## TASK DATA:
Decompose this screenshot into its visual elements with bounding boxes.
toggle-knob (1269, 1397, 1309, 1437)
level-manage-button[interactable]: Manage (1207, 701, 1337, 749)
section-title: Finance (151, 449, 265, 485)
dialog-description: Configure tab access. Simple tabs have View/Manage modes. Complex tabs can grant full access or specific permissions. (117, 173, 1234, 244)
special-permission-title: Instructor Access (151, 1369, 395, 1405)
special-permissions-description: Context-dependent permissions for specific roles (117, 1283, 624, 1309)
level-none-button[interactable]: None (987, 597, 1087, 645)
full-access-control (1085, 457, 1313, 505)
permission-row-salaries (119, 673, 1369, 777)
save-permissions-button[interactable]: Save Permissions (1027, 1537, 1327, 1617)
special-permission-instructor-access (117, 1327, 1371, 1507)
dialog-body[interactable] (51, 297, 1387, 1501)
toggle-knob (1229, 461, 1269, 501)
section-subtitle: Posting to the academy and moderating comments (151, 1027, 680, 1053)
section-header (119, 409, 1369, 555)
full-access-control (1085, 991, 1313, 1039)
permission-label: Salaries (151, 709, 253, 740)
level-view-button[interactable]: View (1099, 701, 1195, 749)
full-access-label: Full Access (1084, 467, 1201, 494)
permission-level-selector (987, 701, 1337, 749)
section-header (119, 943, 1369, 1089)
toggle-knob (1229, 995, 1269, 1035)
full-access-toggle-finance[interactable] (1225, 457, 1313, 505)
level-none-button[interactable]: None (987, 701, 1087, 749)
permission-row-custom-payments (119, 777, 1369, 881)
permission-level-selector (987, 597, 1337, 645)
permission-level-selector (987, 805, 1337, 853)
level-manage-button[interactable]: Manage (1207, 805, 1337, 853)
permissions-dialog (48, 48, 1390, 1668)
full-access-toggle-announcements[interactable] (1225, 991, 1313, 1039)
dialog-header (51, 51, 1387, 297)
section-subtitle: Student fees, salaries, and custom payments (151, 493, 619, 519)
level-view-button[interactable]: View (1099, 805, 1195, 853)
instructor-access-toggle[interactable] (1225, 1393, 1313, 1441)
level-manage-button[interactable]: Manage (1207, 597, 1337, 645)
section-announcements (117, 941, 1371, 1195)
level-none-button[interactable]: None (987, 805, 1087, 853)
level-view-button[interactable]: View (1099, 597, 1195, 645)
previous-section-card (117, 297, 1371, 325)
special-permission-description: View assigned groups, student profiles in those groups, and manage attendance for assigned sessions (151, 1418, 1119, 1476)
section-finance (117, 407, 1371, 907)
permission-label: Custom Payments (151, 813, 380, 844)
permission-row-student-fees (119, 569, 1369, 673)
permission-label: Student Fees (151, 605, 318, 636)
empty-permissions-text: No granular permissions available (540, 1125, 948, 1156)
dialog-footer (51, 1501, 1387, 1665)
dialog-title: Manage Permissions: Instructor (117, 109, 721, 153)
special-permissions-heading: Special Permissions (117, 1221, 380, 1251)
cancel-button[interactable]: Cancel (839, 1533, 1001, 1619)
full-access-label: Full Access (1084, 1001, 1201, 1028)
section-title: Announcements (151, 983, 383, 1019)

## YOUR GOAL:
Copy out every line of the data above verbatim, with no changes.

## REPLY TO THE TASK:
Decompose this screenshot into its visual elements with bounding boxes.
toggle-knob (1269, 1397, 1309, 1437)
level-manage-button[interactable]: Manage (1207, 701, 1337, 749)
section-title: Finance (151, 449, 265, 485)
dialog-description: Configure tab access. Simple tabs have View/Manage modes. Complex tabs can grant full access or specific permissions. (117, 173, 1234, 244)
special-permission-title: Instructor Access (151, 1369, 395, 1405)
special-permissions-description: Context-dependent permissions for specific roles (117, 1283, 624, 1309)
level-none-button[interactable]: None (987, 597, 1087, 645)
full-access-control (1085, 457, 1313, 505)
permission-row-salaries (119, 673, 1369, 777)
save-permissions-button[interactable]: Save Permissions (1027, 1537, 1327, 1617)
special-permission-instructor-access (117, 1327, 1371, 1507)
dialog-body[interactable] (51, 297, 1387, 1501)
toggle-knob (1229, 461, 1269, 501)
section-subtitle: Posting to the academy and moderating comments (151, 1027, 680, 1053)
section-header (119, 409, 1369, 555)
full-access-control (1085, 991, 1313, 1039)
permission-label: Salaries (151, 709, 253, 740)
level-view-button[interactable]: View (1099, 701, 1195, 749)
full-access-label: Full Access (1084, 467, 1201, 494)
permission-level-selector (987, 701, 1337, 749)
section-header (119, 943, 1369, 1089)
toggle-knob (1229, 995, 1269, 1035)
full-access-toggle-finance[interactable] (1225, 457, 1313, 505)
level-none-button[interactable]: None (987, 701, 1087, 749)
permission-row-custom-payments (119, 777, 1369, 881)
permission-level-selector (987, 597, 1337, 645)
permission-level-selector (987, 805, 1337, 853)
level-manage-button[interactable]: Manage (1207, 805, 1337, 853)
permissions-dialog (48, 48, 1390, 1668)
full-access-toggle-announcements[interactable] (1225, 991, 1313, 1039)
dialog-header (51, 51, 1387, 297)
section-subtitle: Student fees, salaries, and custom payments (151, 493, 619, 519)
level-view-button[interactable]: View (1099, 805, 1195, 853)
instructor-access-toggle[interactable] (1225, 1393, 1313, 1441)
level-manage-button[interactable]: Manage (1207, 597, 1337, 645)
section-announcements (117, 941, 1371, 1195)
level-none-button[interactable]: None (987, 805, 1087, 853)
level-view-button[interactable]: View (1099, 597, 1195, 645)
previous-section-card (117, 297, 1371, 325)
special-permission-description: View assigned groups, student profiles in those groups, and manage attendance for assigned sessions (151, 1418, 1119, 1476)
section-finance (117, 407, 1371, 907)
permission-label: Custom Payments (151, 813, 380, 844)
permission-row-student-fees (119, 569, 1369, 673)
permission-label: Student Fees (151, 605, 318, 636)
empty-permissions-text: No granular permissions available (540, 1125, 948, 1156)
dialog-footer (51, 1501, 1387, 1665)
dialog-title: Manage Permissions: Instructor (117, 109, 721, 153)
special-permissions-heading: Special Permissions (117, 1221, 380, 1251)
cancel-button[interactable]: Cancel (839, 1533, 1001, 1619)
full-access-label: Full Access (1084, 1001, 1201, 1028)
section-title: Announcements (151, 983, 383, 1019)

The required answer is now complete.